## Given problem
Each line of the listing that contains the word "this" is to be copied.

[Data items]
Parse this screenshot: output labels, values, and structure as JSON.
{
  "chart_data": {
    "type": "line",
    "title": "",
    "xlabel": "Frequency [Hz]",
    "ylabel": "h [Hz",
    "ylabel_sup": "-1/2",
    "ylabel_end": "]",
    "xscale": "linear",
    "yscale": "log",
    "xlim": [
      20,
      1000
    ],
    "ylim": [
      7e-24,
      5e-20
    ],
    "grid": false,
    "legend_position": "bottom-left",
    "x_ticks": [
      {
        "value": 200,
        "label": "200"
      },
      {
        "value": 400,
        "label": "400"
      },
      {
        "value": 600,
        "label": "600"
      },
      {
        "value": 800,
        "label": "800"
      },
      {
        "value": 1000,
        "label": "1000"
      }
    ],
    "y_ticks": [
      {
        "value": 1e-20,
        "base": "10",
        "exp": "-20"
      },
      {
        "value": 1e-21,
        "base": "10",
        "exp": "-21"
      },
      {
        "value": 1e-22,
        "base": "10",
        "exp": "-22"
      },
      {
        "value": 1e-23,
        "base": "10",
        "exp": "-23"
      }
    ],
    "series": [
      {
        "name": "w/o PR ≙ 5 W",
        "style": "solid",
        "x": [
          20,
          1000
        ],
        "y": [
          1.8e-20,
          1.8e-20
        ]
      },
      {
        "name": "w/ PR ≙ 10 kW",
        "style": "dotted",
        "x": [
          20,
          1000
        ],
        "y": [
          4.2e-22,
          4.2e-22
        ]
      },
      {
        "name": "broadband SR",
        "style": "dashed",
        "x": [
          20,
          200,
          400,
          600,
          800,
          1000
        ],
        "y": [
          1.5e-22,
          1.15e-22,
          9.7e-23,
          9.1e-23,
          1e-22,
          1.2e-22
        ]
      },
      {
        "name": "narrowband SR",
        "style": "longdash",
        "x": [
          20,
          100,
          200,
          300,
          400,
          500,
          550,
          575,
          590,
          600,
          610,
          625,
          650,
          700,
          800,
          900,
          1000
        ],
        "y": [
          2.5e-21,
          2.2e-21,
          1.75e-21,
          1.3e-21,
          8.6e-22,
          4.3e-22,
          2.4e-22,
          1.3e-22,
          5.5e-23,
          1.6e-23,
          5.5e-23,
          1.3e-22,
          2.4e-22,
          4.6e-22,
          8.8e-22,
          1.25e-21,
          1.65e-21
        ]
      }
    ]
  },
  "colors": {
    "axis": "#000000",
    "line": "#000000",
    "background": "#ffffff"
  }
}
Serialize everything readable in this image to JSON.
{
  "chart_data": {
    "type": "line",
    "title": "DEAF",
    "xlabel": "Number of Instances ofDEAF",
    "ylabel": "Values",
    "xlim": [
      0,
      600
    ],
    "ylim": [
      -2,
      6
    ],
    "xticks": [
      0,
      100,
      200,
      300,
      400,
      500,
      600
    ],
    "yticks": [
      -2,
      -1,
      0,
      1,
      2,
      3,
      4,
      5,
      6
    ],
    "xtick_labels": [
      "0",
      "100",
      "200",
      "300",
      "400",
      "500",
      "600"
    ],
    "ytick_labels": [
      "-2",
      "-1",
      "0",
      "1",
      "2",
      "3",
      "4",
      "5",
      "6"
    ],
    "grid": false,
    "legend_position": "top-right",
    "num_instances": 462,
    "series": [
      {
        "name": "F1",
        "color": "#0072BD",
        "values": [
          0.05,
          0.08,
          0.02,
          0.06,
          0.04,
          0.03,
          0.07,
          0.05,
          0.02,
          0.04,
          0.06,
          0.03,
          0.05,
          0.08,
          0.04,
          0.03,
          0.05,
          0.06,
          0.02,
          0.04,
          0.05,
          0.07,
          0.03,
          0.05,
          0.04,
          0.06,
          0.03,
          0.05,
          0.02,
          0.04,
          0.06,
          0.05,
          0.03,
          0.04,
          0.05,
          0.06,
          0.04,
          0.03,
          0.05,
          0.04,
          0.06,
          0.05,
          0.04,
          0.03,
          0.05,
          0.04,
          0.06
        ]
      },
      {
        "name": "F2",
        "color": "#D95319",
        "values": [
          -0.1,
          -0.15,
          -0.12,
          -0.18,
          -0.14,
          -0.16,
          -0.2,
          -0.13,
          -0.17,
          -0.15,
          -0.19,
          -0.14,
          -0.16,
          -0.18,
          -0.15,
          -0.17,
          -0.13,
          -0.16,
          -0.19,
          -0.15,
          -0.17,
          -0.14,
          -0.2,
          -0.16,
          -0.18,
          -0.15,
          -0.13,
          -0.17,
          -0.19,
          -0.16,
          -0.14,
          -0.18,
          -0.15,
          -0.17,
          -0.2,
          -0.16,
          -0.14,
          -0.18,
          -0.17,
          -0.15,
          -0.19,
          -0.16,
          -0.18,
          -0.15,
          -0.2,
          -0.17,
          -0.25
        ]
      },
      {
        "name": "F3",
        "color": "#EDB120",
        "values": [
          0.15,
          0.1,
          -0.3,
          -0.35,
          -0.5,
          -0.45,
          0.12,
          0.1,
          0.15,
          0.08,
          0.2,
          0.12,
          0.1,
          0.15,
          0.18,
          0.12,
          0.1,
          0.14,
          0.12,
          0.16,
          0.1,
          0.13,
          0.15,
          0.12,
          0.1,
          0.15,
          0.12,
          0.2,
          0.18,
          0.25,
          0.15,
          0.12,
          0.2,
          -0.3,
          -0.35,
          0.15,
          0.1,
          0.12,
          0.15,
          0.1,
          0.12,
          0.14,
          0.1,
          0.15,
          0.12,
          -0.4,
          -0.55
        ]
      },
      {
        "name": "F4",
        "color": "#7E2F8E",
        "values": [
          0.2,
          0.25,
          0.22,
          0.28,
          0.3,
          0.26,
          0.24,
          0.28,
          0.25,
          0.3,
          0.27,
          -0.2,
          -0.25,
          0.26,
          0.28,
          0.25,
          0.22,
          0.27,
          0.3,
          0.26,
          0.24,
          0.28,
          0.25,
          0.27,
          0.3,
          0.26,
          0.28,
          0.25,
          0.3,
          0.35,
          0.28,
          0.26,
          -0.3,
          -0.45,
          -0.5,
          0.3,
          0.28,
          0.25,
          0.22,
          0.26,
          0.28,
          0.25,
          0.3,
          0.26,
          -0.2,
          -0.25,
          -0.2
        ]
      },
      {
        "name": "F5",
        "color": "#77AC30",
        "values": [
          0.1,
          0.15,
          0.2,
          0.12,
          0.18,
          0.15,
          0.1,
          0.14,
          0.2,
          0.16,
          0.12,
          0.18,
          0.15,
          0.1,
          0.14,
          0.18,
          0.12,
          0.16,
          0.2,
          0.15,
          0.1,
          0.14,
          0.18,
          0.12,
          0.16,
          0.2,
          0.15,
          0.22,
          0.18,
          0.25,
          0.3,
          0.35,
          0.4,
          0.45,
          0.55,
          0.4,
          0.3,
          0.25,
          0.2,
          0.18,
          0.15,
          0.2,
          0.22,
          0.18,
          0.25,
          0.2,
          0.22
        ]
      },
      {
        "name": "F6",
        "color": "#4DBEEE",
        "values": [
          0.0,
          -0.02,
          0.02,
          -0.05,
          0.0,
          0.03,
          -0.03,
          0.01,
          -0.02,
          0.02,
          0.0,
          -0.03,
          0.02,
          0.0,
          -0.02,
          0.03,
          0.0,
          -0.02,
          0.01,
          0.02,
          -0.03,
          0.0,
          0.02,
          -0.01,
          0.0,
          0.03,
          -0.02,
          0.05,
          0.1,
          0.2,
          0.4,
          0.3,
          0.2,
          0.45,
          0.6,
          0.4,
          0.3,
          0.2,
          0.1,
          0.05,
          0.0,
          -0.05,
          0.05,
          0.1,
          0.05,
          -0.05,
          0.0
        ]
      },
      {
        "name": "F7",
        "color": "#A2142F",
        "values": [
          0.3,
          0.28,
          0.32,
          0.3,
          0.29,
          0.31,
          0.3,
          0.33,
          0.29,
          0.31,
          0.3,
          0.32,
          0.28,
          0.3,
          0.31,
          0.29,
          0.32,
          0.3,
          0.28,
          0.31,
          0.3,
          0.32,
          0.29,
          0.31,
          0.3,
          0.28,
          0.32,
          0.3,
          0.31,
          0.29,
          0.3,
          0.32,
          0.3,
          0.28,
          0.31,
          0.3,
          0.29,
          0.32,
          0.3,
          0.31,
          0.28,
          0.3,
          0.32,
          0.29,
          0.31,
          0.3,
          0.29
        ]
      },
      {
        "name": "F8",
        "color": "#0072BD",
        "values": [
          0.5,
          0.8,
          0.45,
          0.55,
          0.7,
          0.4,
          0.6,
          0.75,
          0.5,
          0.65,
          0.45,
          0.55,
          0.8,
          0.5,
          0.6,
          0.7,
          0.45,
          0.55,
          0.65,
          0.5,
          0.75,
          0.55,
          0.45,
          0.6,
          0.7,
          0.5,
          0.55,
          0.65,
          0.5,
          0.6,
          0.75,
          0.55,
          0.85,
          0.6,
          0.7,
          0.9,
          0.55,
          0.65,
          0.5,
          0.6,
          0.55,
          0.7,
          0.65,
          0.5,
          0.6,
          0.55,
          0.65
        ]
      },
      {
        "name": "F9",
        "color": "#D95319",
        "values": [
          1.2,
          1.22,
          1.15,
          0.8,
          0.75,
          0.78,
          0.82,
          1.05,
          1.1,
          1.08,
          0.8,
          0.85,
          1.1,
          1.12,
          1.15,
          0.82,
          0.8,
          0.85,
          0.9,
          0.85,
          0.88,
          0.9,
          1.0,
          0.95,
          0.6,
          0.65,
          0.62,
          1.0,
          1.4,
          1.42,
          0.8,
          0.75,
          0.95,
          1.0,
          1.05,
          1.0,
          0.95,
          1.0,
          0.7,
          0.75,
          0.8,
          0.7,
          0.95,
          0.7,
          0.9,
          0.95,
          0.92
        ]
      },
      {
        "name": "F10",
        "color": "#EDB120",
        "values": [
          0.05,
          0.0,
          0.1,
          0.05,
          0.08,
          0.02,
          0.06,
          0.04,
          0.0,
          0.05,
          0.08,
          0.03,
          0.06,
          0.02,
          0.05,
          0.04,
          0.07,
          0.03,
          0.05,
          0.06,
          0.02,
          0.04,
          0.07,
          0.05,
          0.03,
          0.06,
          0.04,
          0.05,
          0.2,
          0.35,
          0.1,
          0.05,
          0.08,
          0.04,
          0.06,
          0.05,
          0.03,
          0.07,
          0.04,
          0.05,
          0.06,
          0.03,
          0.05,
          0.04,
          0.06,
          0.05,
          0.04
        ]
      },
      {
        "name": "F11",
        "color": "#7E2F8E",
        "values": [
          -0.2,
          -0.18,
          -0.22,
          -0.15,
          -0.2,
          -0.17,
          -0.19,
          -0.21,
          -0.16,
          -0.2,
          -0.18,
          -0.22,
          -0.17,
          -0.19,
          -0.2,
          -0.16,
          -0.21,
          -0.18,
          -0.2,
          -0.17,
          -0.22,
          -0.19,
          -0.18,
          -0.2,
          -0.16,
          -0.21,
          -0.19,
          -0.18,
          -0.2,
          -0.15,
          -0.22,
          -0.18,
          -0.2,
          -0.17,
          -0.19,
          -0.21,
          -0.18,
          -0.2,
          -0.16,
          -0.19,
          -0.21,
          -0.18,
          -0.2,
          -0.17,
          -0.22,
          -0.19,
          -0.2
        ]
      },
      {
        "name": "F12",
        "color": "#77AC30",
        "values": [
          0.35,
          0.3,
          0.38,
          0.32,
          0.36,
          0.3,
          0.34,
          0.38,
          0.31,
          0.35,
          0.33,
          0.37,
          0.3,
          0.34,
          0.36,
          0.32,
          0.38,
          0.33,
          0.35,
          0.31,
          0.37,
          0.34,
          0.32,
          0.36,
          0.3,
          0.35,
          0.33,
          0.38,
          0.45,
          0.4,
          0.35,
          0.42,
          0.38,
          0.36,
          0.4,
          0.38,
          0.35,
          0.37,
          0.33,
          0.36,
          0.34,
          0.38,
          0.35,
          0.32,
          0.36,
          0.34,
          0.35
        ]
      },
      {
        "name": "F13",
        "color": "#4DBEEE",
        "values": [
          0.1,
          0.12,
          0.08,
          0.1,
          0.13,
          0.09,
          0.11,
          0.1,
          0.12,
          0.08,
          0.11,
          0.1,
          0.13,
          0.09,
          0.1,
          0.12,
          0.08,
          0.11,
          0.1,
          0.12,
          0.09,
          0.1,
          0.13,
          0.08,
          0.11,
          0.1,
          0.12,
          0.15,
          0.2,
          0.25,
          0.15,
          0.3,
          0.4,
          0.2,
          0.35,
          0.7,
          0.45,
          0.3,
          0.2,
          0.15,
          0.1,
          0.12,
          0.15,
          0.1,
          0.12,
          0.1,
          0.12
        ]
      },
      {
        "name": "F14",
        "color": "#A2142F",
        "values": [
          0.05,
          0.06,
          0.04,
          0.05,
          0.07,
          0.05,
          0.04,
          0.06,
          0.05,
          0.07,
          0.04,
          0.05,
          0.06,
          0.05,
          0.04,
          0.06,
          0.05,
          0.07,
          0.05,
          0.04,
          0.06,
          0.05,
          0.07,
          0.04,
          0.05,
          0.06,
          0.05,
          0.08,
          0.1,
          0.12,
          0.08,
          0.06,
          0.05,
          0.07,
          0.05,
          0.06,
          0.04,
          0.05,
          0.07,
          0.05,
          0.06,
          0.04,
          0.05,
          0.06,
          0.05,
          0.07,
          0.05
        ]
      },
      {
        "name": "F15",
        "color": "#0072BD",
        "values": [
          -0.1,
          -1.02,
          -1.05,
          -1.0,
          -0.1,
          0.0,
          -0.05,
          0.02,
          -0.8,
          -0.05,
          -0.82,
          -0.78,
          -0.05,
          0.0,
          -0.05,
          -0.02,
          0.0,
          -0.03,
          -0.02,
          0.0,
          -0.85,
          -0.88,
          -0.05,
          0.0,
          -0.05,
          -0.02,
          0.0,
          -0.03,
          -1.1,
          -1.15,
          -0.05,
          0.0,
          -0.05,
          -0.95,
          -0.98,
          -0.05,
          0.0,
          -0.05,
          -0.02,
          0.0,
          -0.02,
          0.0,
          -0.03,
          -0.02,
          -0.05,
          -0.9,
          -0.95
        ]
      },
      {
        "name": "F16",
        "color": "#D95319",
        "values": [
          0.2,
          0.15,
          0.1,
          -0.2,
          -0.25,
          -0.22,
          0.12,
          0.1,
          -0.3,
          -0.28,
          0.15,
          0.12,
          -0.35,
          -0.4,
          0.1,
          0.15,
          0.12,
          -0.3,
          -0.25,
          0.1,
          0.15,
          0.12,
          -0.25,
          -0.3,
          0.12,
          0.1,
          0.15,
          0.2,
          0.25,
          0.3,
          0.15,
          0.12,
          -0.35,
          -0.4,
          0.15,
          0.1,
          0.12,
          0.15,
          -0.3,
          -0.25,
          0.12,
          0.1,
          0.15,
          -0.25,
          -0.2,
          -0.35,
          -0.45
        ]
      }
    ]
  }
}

## Response to the exercise
Parse this screenshot: output labels, values, and structure as JSON.
Serialize everything readable in this image to JSON.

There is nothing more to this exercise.